Answer with one number: how many lines hold "clubb".

+-------+

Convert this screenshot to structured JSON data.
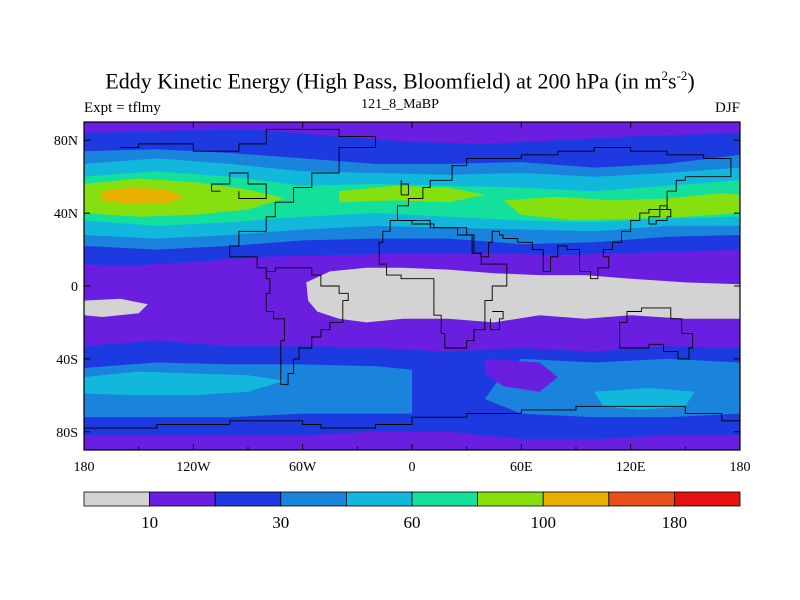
{
  "chart_data": {
    "type": "heatmap",
    "title_main": "Eddy Kinetic Energy (High Pass, Bloomfield) at 200 hPa (in m",
    "title_sup1": "2",
    "title_mid": "s",
    "title_sup2": "-2",
    "title_end": ")",
    "left_subtitle": "Expt = tflmy",
    "center_subtitle": "121_8_MaBP",
    "right_subtitle": "DJF",
    "x_range": [
      -180,
      180
    ],
    "y_range": [
      -90,
      90
    ],
    "x_ticks": [
      {
        "value": -180,
        "label": "180"
      },
      {
        "value": -120,
        "label": "120W"
      },
      {
        "value": -60,
        "label": "60W"
      },
      {
        "value": 0,
        "label": "0"
      },
      {
        "value": 60,
        "label": "60E"
      },
      {
        "value": 120,
        "label": "120E"
      },
      {
        "value": 180,
        "label": "180"
      }
    ],
    "y_ticks": [
      {
        "value": 80,
        "label": "80N"
      },
      {
        "value": 40,
        "label": "40N"
      },
      {
        "value": 0,
        "label": "0"
      },
      {
        "value": -40,
        "label": "40S"
      },
      {
        "value": -80,
        "label": "80S"
      }
    ],
    "levels": [
      10,
      20,
      30,
      45,
      60,
      80,
      100,
      140,
      180
    ],
    "colors": [
      "#d3d3d3",
      "#6a1fe0",
      "#1c3ae0",
      "#1a84dc",
      "#11b8dc",
      "#12e09c",
      "#86e010",
      "#e8b000",
      "#e8501a",
      "#e61010"
    ],
    "colorbar_labels": [
      {
        "index": 1,
        "label": "10"
      },
      {
        "index": 3,
        "label": "30"
      },
      {
        "index": 5,
        "label": "60"
      },
      {
        "index": 7,
        "label": "100"
      },
      {
        "index": 9,
        "label": "180"
      }
    ]
  }
}
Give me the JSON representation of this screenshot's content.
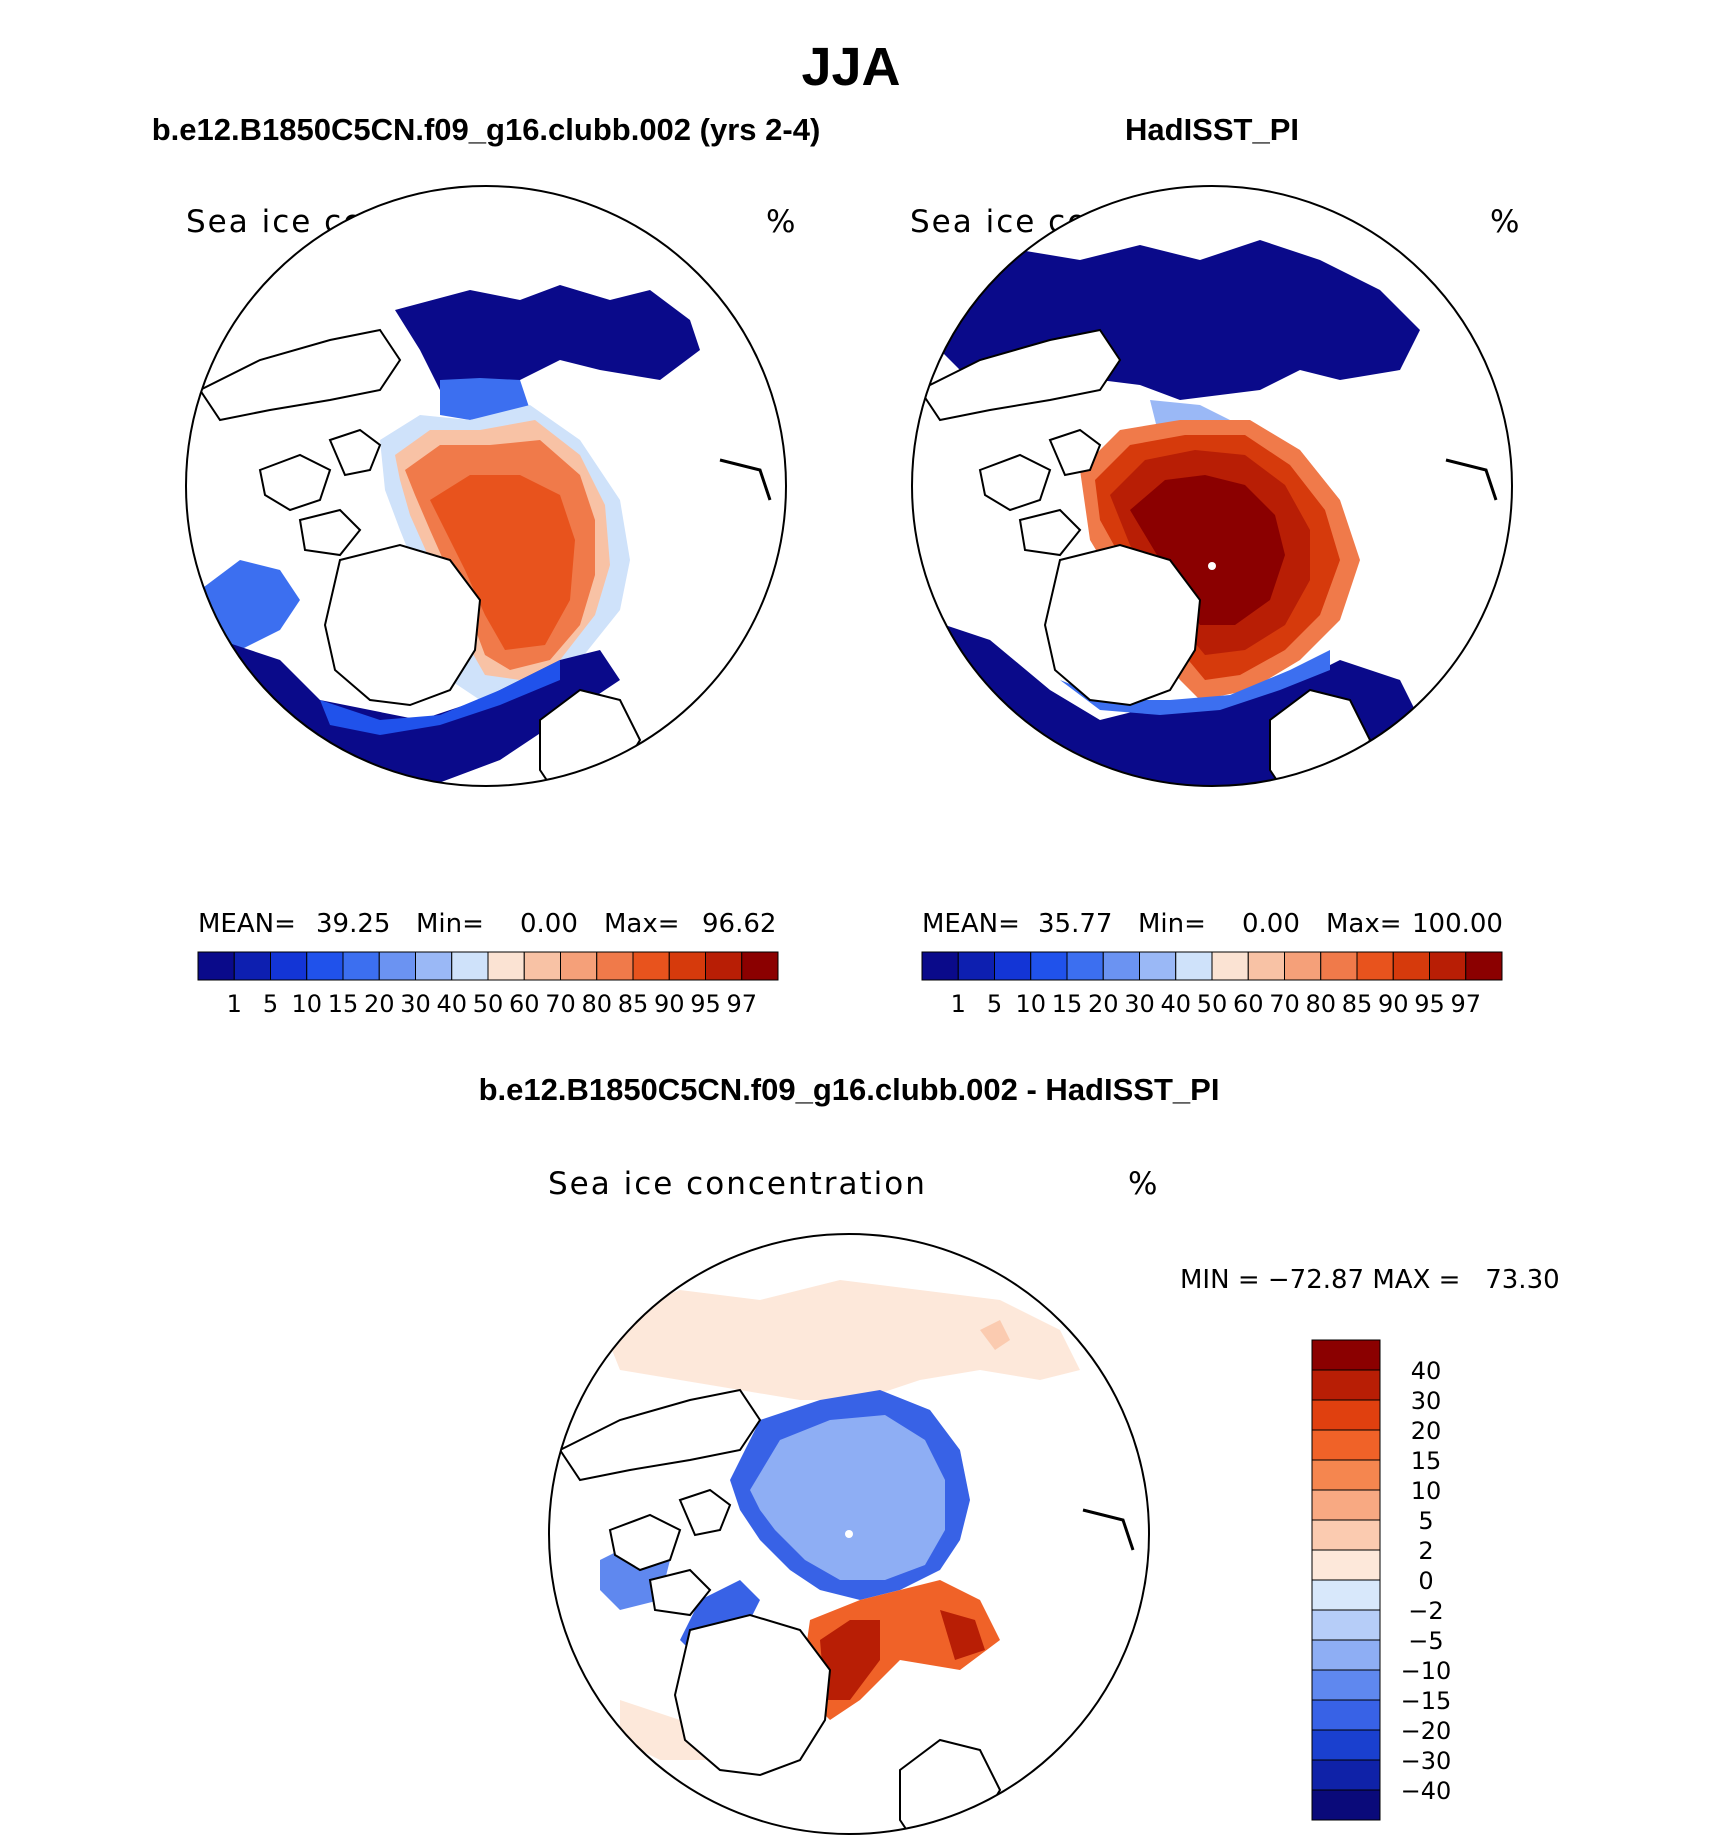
{
  "season_title": "JJA",
  "panel_model": {
    "case_title": "b.e12.B1850C5CN.f09_g16.clubb.002 (yrs 2-4)",
    "variable": "Sea ice concentration",
    "units": "%",
    "stats": {
      "mean_label": "MEAN=",
      "mean": "39.25",
      "min_label": "Min=",
      "min": "0.00",
      "max_label": "Max=",
      "max": "96.62"
    }
  },
  "panel_obs": {
    "case_title": "HadISST_PI",
    "variable": "Sea ice concentration",
    "units": "%",
    "stats": {
      "mean_label": "MEAN=",
      "mean": "35.77",
      "min_label": "Min=",
      "min": "0.00",
      "max_label": "Max=",
      "max": "100.00"
    }
  },
  "panel_diff": {
    "case_title": "b.e12.B1850C5CN.f09_g16.clubb.002 - HadISST_PI",
    "variable": "Sea ice concentration",
    "units": "%",
    "minmax_text": "MIN = −72.87 MAX =   73.30"
  },
  "colorbar_abs": {
    "labels": [
      "1",
      "5",
      "10",
      "15",
      "20",
      "30",
      "40",
      "50",
      "60",
      "70",
      "80",
      "85",
      "90",
      "95",
      "97"
    ],
    "colors": [
      "#0a0a8a",
      "#0d1fb0",
      "#1335d6",
      "#2052eb",
      "#3c6ff0",
      "#6b93f2",
      "#9ab8f6",
      "#cfe2fa",
      "#fbe3d3",
      "#f8c2a5",
      "#f5a079",
      "#f07a4a",
      "#e8531d",
      "#d63a0c",
      "#b81e05",
      "#8b0000"
    ]
  },
  "colorbar_diff": {
    "labels": [
      "40",
      "30",
      "20",
      "15",
      "10",
      "5",
      "2",
      "0",
      "−2",
      "−5",
      "−10",
      "−15",
      "−20",
      "−30",
      "−40"
    ],
    "colors": [
      "#8b0000",
      "#b81e05",
      "#e0400f",
      "#f06228",
      "#f5864f",
      "#f8a982",
      "#fbcbb0",
      "#fde8da",
      "#d8e8fb",
      "#b6cdf8",
      "#8eaef4",
      "#5f88ef",
      "#3862e6",
      "#1a40cf",
      "#0f22a8",
      "#0a0a7a"
    ]
  }
}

+-------+

[Output for this task]:
2